◆ Task instructions:
Omit every picture and write out the rest of the records exactly.

◆ Dataset entries:
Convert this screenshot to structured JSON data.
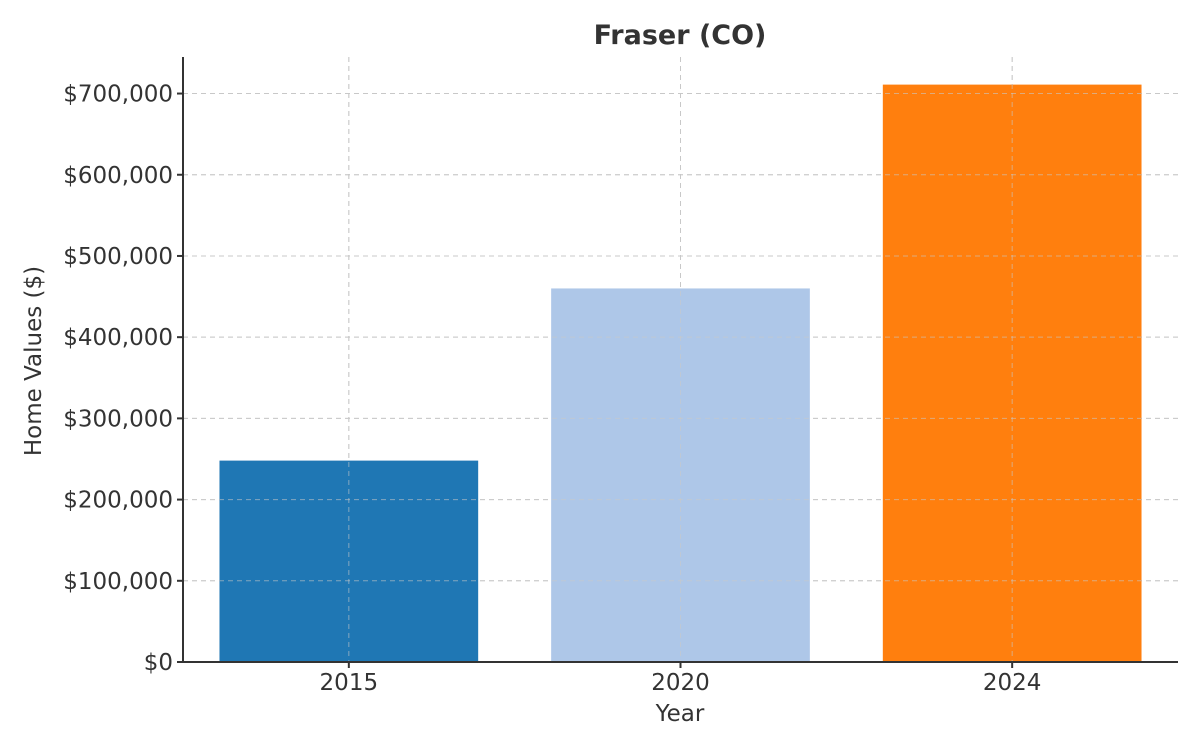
{
  "chart_data": {
    "type": "bar",
    "title": "Fraser (CO)",
    "xlabel": "Year",
    "ylabel": "Home Values ($)",
    "categories": [
      "2015",
      "2020",
      "2024"
    ],
    "values": [
      248000,
      460000,
      711000
    ],
    "colors": [
      "#1f77b4",
      "#aec7e8",
      "#ff7f0e"
    ],
    "ylim": [
      0,
      745000
    ],
    "yticks": [
      0,
      100000,
      200000,
      300000,
      400000,
      500000,
      600000,
      700000
    ],
    "ytick_labels": [
      "$0",
      "$100,000",
      "$200,000",
      "$300,000",
      "$400,000",
      "$500,000",
      "$600,000",
      "$700,000"
    ],
    "grid": true
  }
}
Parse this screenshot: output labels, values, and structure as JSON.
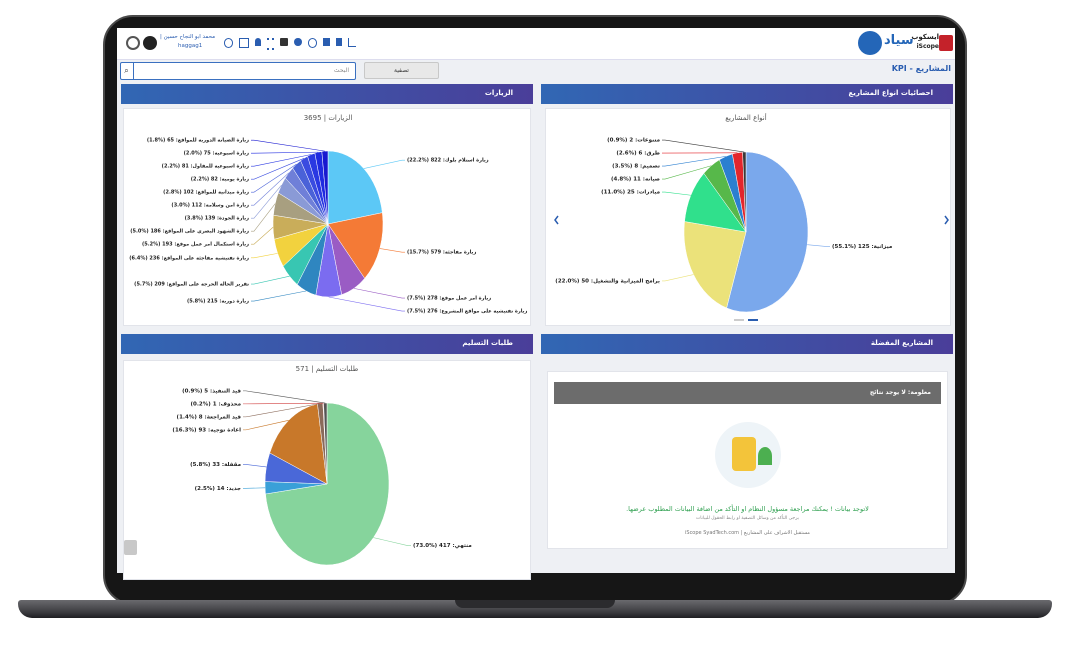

◆ Solution:
Convert this screenshot to structured JSON data.
{
  "chart_data": {
    "type": "bar",
    "title": "Fraser (CO)",
    "xlabel": "Year",
    "ylabel": "Home Values ($)",
    "categories": [
      "2015",
      "2020",
      "2024"
    ],
    "values": [
      248000,
      460000,
      711000
    ],
    "colors": [
      "#1f77b4",
      "#aec7e8",
      "#ff7f0e"
    ],
    "ylim": [
      0,
      745000
    ],
    "yticks": [
      0,
      100000,
      200000,
      300000,
      400000,
      500000,
      600000,
      700000
    ],
    "ytick_labels": [
      "$0",
      "$100,000",
      "$200,000",
      "$300,000",
      "$400,000",
      "$500,000",
      "$600,000",
      "$700,000"
    ],
    "grid": true
  }
}
Parse this screenshot: output labels, values, and structure as JSON.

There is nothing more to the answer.